* begin Supplied records *
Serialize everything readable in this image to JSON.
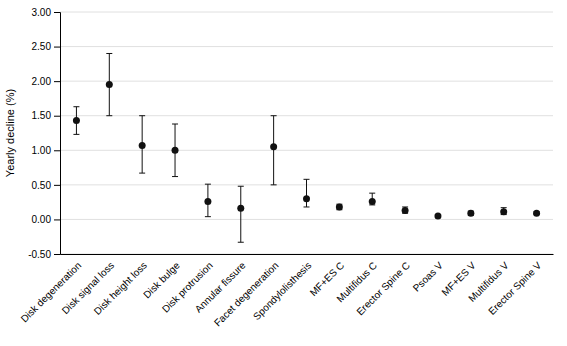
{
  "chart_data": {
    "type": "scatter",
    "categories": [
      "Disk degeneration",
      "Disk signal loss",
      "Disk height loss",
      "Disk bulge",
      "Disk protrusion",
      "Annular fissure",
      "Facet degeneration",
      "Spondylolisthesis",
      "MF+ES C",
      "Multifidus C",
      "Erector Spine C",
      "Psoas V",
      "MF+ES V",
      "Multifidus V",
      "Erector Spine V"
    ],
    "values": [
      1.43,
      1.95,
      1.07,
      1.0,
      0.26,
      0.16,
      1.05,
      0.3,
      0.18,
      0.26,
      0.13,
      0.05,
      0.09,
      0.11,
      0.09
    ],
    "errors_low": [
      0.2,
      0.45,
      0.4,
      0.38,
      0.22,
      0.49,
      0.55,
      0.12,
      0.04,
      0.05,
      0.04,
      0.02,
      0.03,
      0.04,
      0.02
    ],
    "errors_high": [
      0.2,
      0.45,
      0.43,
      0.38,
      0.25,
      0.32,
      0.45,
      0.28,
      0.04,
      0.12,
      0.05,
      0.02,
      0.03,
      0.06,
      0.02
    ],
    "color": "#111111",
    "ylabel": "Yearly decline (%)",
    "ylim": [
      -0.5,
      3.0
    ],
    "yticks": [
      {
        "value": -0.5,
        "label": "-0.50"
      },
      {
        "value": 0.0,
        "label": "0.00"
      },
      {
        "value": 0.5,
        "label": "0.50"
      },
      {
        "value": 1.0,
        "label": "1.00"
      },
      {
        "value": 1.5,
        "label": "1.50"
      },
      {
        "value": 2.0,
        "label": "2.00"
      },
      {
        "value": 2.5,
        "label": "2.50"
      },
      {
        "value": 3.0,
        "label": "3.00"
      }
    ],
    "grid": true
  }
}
* end Supplied records *
### Short task
Filter the records, keeping only lines that contain "degeneration", and show those lines.

### Exercise output
      "Disk degeneration",
      "Facet degeneration",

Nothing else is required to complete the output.